(Extracted records)

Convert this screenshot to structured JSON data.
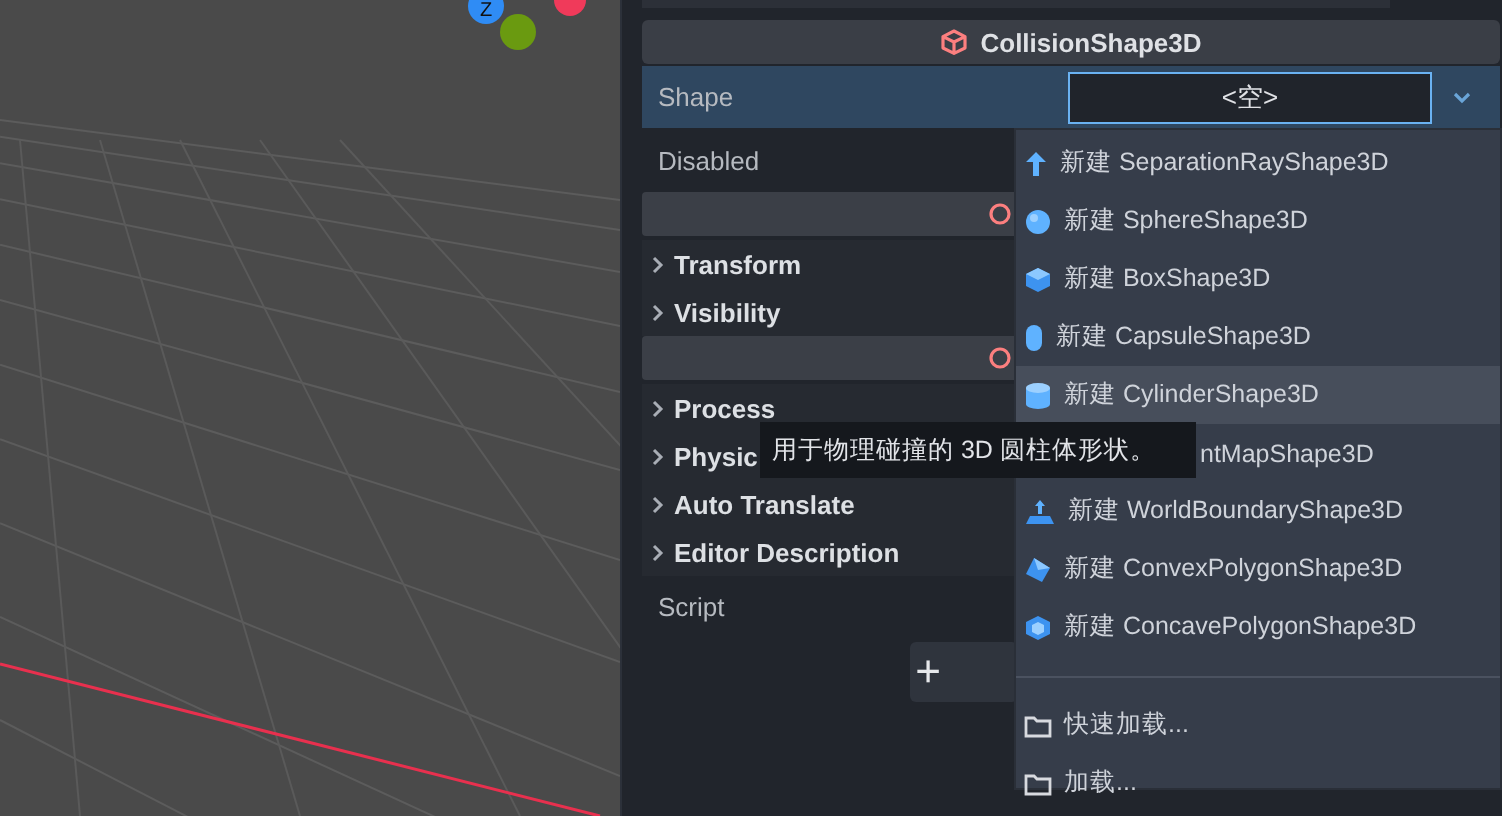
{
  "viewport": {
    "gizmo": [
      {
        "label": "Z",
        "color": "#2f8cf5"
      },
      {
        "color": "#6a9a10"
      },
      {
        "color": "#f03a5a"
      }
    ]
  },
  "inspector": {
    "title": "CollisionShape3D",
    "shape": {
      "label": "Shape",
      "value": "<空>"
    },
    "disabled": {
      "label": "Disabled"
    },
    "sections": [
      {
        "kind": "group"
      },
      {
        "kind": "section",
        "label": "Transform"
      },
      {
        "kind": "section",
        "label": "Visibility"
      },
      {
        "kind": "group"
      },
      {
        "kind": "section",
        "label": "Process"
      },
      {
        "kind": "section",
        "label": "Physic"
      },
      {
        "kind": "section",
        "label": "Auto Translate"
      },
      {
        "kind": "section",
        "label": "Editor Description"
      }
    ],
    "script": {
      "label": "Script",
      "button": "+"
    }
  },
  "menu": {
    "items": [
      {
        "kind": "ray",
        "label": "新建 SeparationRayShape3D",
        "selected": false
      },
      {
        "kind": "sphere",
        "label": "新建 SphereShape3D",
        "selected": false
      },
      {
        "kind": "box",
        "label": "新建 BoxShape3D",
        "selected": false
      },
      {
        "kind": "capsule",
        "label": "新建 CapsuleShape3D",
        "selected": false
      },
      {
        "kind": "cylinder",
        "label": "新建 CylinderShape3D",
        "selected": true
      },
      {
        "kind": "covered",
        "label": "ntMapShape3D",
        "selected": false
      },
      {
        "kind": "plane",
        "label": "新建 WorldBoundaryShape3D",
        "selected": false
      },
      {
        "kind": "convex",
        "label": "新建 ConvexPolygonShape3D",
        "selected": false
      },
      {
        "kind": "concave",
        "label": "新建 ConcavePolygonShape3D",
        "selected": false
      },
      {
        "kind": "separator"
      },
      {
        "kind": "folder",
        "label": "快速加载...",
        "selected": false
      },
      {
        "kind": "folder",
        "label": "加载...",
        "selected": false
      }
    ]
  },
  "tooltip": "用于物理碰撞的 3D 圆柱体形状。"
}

* * *

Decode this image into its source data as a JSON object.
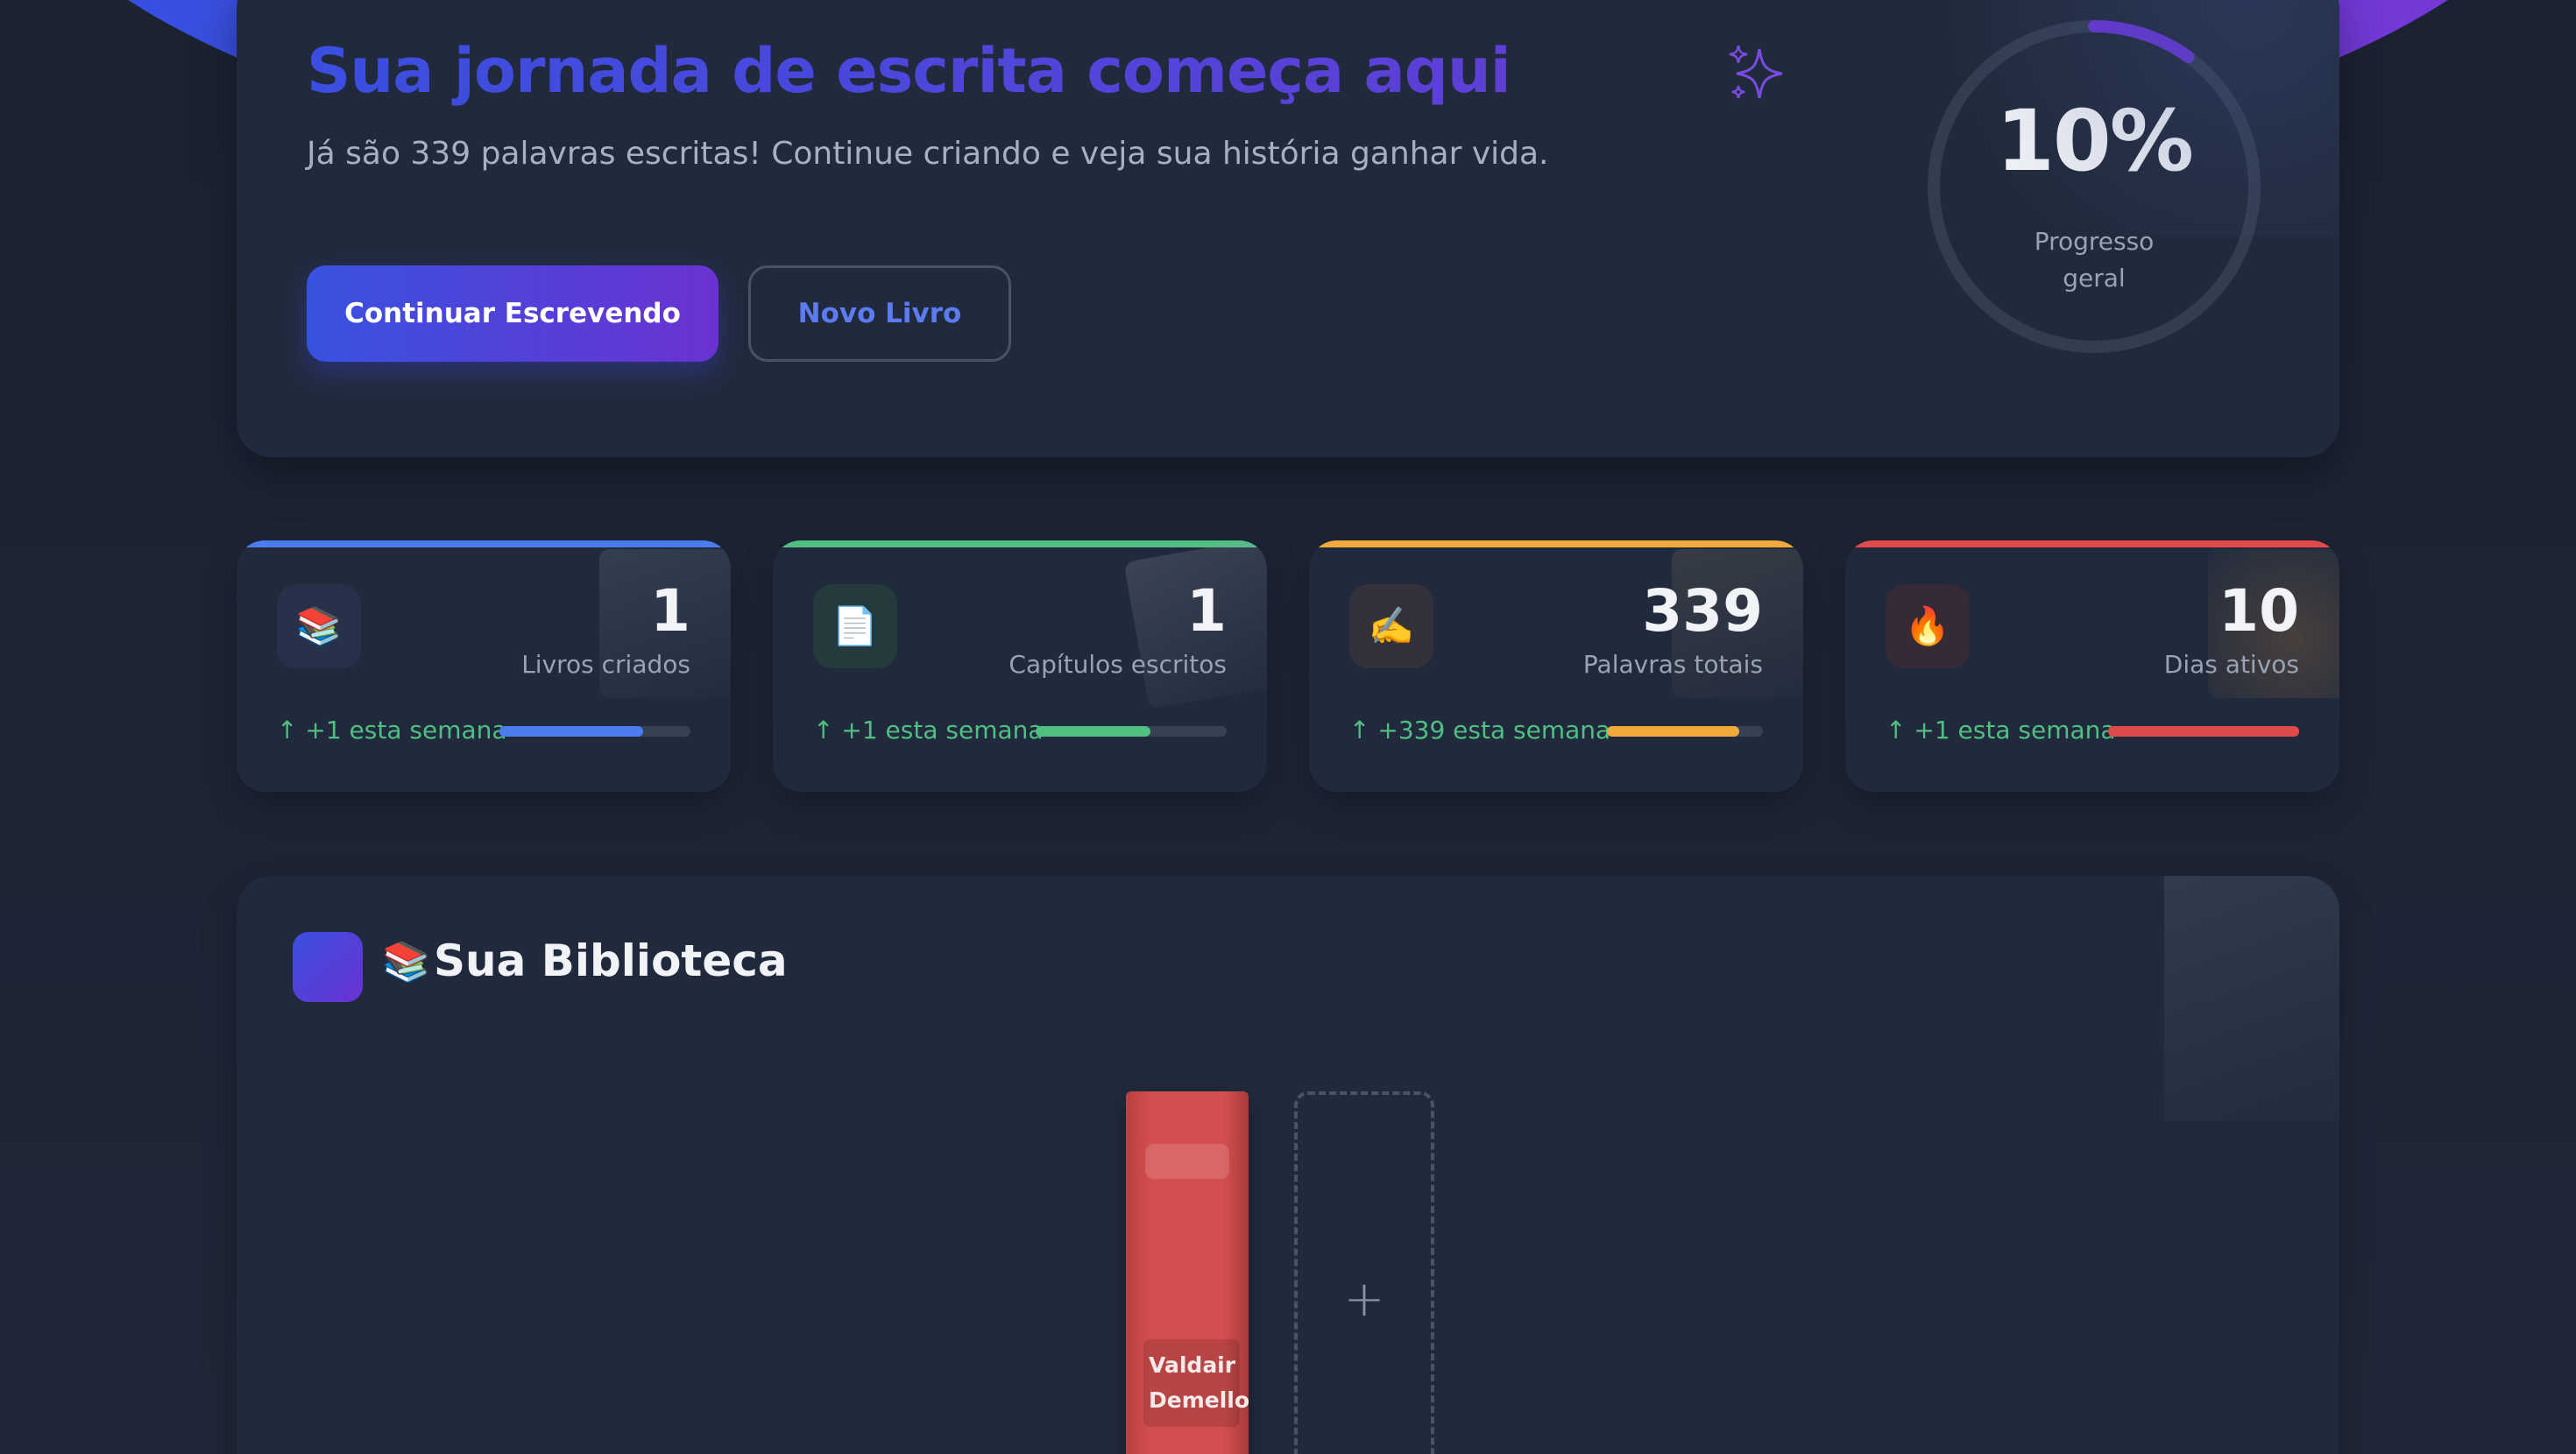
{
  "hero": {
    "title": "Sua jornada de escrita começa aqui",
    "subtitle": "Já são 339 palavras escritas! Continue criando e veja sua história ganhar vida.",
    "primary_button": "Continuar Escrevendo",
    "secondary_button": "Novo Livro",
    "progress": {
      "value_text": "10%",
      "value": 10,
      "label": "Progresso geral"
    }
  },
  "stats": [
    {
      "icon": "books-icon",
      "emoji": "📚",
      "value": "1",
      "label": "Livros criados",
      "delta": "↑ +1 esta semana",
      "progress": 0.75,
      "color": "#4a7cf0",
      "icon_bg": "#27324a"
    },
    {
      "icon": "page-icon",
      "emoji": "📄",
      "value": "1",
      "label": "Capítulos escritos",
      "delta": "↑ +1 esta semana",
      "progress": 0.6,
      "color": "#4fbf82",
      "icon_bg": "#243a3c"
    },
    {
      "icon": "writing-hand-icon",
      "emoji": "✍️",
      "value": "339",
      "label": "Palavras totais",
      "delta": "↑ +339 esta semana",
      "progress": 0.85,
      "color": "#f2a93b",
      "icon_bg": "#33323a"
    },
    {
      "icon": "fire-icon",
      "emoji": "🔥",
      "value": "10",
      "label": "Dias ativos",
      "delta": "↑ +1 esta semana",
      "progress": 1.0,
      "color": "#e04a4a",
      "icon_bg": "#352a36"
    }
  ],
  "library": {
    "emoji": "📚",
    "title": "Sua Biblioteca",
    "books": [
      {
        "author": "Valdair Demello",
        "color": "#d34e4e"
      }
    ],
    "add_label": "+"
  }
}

## Task to carry out
Check all the records above and select each line where the string "data" is found.

## Reply to the task
Convert this screenshot to structured JSON data.
Decode this image into its source data as a JSON object.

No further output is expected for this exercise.